## WRITTEN REQUEST 1:
According to the address commemorating Toussaint Louverture, which nation was the first on the African continent to become independent from colonial rule?
## WRITTEN REQUEST 2:
Rewrite the lines of the listing as a numbered list with blank lines omitted, from the line with "372, 268, 394]" to the line with "337, 997, 359]", both included.

## EXTRACT PROVIDED:
○ ○ ○

Address by Mr. Shoayb Casoo, Minister Plenipotentiary of the South African Embassy in Paris, on behalf of Her Excellency, Ambassador Extraordinary and Plenipotentiary Nomasonto Sibanda-Thusi, to the 204th Commemoration of Toussaint Louverture: Saturday, 7 April 2007, Pontarlier
Excellencies, Ambassadors and Permanent Delegates
Delegates from Haiti and Switzerland
Members of the Organising Committee
Ladies and Gentlemen
I would like to convey the greetings of Ambassador Sibanda-Thusi, who is unable to be here today. The Ambassador wishes you well and expressed her support for this noble initiative.
Thank you very much for allowing us this opportunity to commemorate with you the life of this remarkable son of the oppressed, of Haiti, of Africa and indeed of the entire mankind.
We want to take this opportunity to express our gratitude to the organizing committee for their tireless efforts in preserving the story and message of Toussaint Louverture. As we walked through ‘The Fortress of Joux’ one is reminded of the other fortress on Robbin Island that held Nelson Mandela and many of our other heroes in prison for so many years.
We are simultaneously humbled and inspired by the universal message that his life has come to symbolize a message of courage and belief, and of hope and firmness of conviction that justice and freedom are inevitable and inalienable rights of all mankind. It is a message for all times that no people, no nation and no continent shall ever accept to be subjugated.
In his own words to his son he is reported to have said:
“In overthrowing me, only the trunk of the tree of negro liberty has been cut down; its branches will shoot up again, for its roots are numerous and deep”.
Some one hundred and fifty years later, on the African continent still riddled by colonial rule, the first shoots of this tree of liberty began to sprout. For in 1956, Ghana became the first nation on the African continent to become independent from colonial rule. And true to the spirit of Toussaint Louverture, another great son of Africa, Kwame Nkrunah, proclaimed that the tree of liberty will not cease to grow until the entire continent is free. And so, one sprout after another, the tree began to grow until April 1994, when South Africa, with the support of all the African Nations, France and many friends all over the world, defeated the scourge of apartheid. We also take this opportunity to acknowledge this fiftieth anniversary of freedom of Ghana.
Accordingly, as we gather here today to commemorate the heroic life of Toussaint Louverture and the birth of French democracy and values of liberte, fraternite and egalite we also commemorate the realization of Toussaint’s prophesy of a free Africa, and a world free of slavery, and recommit ourselves to the elimination of all forms of oppression and unfair discrimination.
We recall the Declaration of the World Conference against Racism, Racial Discrimination, Xenophobia and Related Intolerance, held in SA in 2001, in which the nations of the world pronounced that:
“…slavery and the slave trade …were appalling tragedies in the history of humanity not only because of their abhorrent barbarism but also in terms of their magnitude, organized nature and especially their negation of the essence of their victims, and further acknowledge that slavery and the slave trade are a crime against humanity and should always have been so…”.
The conference furthermore affirmed that “the global fight against racism, racial discrimination, xenophobia and related intolerances and all their abhorrent and evolving forms and manifestations is a matter of priority for the international community”.

○ ○ ○

## EXERCISE MATERIAL:

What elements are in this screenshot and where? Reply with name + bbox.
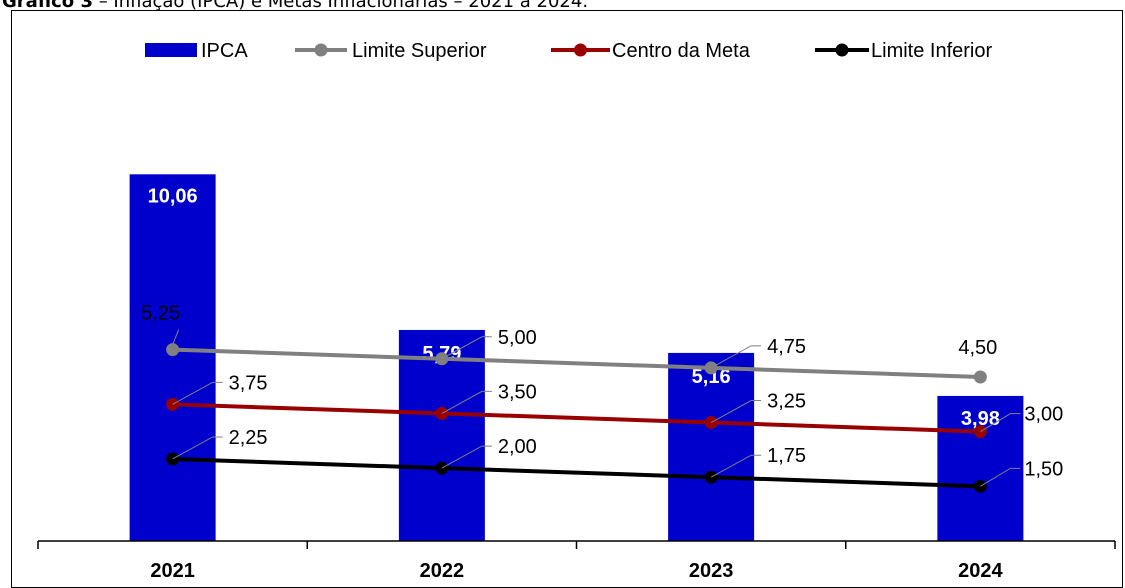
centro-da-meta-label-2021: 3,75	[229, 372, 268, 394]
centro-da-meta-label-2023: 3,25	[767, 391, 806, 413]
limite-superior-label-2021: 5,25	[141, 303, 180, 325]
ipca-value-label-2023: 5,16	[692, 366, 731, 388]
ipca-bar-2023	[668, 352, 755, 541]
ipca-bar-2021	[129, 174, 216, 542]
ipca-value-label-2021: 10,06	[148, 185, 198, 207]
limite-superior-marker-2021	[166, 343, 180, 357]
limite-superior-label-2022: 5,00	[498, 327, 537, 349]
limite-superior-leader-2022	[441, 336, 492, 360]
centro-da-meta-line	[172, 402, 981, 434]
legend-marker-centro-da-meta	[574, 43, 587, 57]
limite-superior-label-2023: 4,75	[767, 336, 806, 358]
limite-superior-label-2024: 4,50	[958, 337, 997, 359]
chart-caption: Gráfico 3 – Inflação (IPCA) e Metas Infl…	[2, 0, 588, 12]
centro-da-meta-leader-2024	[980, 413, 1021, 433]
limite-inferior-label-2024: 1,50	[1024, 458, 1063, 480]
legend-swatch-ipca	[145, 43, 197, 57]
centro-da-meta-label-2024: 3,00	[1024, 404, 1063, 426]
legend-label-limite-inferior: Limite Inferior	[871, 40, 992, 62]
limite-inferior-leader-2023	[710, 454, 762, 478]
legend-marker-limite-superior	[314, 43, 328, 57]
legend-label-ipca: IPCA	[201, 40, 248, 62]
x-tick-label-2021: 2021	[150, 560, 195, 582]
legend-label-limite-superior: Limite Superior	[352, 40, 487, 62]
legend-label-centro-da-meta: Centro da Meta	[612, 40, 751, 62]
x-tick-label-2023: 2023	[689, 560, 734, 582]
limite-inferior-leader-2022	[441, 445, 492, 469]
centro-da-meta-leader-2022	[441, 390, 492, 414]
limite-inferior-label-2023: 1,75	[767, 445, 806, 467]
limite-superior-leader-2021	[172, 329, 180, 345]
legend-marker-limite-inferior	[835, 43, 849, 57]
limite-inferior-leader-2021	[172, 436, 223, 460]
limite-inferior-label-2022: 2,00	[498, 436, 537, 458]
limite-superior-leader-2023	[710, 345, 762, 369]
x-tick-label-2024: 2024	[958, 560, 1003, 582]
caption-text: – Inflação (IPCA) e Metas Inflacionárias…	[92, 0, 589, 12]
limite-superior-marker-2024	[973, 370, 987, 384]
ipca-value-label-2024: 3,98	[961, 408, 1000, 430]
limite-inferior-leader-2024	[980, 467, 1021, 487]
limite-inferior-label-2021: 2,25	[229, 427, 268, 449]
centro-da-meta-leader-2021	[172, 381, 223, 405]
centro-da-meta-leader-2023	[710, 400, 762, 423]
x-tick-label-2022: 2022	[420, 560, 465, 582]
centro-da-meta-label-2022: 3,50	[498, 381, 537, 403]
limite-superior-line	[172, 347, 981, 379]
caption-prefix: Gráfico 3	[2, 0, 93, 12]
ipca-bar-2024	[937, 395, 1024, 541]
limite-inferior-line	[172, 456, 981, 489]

○ ○ ○

## WORKED SOLUTION 1:
Ghana

## WORKED SOLUTION 2:
1. centro-da-meta-label-2021: 3,75	[229, 372, 268, 394]
2. centro-da-meta-label-2023: 3,25	[767, 391, 806, 413]
3. limite-superior-label-2021: 5,25	[141, 303, 180, 325]
4. ipca-value-label-2023: 5,16	[692, 366, 731, 388]
5. ipca-bar-2023	[668, 352, 755, 541]
6. ipca-bar-2021	[129, 174, 216, 542]
7. ipca-value-label-2021: 10,06	[148, 185, 198, 207]
8. limite-superior-marker-2021	[166, 343, 180, 357]
9. limite-superior-label-2022: 5,00	[498, 327, 537, 349]
10. limite-superior-leader-2022	[441, 336, 492, 360]
11. centro-da-meta-line	[172, 402, 981, 434]
12. legend-marker-centro-da-meta	[574, 43, 587, 57]
13. limite-superior-label-2023: 4,75	[767, 336, 806, 358]
14. limite-superior-label-2024: 4,50	[958, 337, 997, 359]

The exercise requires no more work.